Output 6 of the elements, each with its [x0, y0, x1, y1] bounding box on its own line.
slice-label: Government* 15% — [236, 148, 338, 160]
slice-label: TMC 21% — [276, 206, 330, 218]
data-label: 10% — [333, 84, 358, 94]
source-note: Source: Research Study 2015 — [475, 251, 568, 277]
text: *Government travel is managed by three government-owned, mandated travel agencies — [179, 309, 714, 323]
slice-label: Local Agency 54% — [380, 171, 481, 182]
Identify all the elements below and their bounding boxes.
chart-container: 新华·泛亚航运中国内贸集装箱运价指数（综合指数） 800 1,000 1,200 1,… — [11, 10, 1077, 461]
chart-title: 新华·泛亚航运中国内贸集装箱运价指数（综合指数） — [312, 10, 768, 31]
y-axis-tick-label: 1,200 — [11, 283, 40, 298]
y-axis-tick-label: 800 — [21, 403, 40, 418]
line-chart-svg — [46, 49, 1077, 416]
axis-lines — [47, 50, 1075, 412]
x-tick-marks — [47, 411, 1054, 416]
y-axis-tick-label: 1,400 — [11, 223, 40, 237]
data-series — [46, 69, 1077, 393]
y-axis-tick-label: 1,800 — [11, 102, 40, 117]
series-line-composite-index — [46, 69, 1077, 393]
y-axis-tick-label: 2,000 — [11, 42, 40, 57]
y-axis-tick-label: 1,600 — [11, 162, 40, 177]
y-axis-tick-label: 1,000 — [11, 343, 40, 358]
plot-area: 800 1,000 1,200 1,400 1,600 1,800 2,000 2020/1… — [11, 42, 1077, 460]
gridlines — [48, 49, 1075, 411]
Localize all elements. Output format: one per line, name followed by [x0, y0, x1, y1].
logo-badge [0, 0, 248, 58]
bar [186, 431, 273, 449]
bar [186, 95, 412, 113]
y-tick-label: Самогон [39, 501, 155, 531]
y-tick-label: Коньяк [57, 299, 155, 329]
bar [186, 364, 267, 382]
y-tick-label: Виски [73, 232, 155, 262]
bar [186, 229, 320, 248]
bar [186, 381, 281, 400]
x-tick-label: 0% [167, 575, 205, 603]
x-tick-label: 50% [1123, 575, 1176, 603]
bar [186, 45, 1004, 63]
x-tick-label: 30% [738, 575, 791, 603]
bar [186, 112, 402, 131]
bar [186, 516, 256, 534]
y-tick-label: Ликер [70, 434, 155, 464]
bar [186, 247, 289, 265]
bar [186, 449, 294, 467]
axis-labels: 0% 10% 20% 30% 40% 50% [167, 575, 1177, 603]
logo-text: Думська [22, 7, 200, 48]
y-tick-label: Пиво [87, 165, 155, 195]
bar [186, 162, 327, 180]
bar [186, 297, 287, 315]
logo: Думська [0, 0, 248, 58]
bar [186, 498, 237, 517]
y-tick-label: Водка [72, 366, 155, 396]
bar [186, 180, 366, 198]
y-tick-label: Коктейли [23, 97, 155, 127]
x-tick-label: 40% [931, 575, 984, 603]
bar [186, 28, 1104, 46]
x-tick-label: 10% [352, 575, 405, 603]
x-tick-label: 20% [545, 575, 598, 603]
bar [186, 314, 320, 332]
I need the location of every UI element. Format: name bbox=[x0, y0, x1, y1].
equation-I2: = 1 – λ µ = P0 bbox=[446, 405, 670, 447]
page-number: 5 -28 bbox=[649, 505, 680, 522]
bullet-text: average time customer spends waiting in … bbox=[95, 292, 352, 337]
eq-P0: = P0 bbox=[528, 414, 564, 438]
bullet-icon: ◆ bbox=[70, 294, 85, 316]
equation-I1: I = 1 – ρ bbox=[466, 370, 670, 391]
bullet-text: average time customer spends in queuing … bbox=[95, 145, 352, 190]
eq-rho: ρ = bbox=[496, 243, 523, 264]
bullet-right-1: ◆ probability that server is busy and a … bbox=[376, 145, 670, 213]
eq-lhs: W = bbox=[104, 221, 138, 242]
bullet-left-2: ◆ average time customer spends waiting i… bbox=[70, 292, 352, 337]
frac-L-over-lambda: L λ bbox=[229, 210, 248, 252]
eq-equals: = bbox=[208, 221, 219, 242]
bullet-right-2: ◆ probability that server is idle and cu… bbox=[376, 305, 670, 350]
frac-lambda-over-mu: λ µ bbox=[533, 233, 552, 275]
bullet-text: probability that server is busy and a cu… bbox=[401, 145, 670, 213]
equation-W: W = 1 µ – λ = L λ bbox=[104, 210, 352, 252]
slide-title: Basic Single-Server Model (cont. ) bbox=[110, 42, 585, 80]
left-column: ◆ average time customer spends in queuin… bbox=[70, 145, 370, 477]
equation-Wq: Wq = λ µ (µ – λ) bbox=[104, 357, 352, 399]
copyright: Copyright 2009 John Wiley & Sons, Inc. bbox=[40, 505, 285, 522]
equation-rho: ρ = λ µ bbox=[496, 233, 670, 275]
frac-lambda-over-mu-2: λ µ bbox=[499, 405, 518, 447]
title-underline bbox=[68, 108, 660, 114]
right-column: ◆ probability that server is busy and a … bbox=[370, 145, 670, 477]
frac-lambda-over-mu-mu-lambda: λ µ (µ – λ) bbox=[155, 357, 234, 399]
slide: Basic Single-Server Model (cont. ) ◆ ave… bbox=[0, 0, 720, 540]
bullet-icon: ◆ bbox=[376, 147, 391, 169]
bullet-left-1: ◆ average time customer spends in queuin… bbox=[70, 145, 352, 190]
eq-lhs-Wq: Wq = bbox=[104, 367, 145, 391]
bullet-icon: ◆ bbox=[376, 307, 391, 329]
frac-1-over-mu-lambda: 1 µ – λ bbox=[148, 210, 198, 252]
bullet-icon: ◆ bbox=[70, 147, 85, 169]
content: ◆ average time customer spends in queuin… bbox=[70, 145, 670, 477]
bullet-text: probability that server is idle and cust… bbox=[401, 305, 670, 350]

=== Given instruction ===
Reproduce without alteration every line of the records, from the first line down to and including the line that contains "y-axis-tick-label: 1,000 — [11, 343, 40, 358]".

=== Response for this exercise ===
Output 6 of the elements, each with its [x0, y0, x1, y1] bounding box on its own line.
slice-label: Government* 15% — [236, 148, 338, 160]
slice-label: TMC 21% — [276, 206, 330, 218]
data-label: 10% — [333, 84, 358, 94]
source-note: Source: Research Study 2015 — [475, 251, 568, 277]
text: *Government travel is managed by three government-owned, mandated travel agencies — [179, 309, 714, 323]
slice-label: Local Agency 54% — [380, 171, 481, 182]
Identify all the elements below and their bounding boxes.
chart-container: 新华·泛亚航运中国内贸集装箱运价指数（综合指数） 800 1,000 1,200 1,… — [11, 10, 1077, 461]
chart-title: 新华·泛亚航运中国内贸集装箱运价指数（综合指数） — [312, 10, 768, 31]
y-axis-tick-label: 1,200 — [11, 283, 40, 298]
y-axis-tick-label: 800 — [21, 403, 40, 418]
line-chart-svg — [46, 49, 1077, 416]
axis-lines — [47, 50, 1075, 412]
x-tick-marks — [47, 411, 1054, 416]
y-axis-tick-label: 1,400 — [11, 223, 40, 237]
data-series — [46, 69, 1077, 393]
y-axis-tick-label: 1,800 — [11, 102, 40, 117]
series-line-composite-index — [46, 69, 1077, 393]
y-axis-tick-label: 2,000 — [11, 42, 40, 57]
y-axis-tick-label: 1,600 — [11, 162, 40, 177]
y-axis-tick-label: 1,000 — [11, 343, 40, 358]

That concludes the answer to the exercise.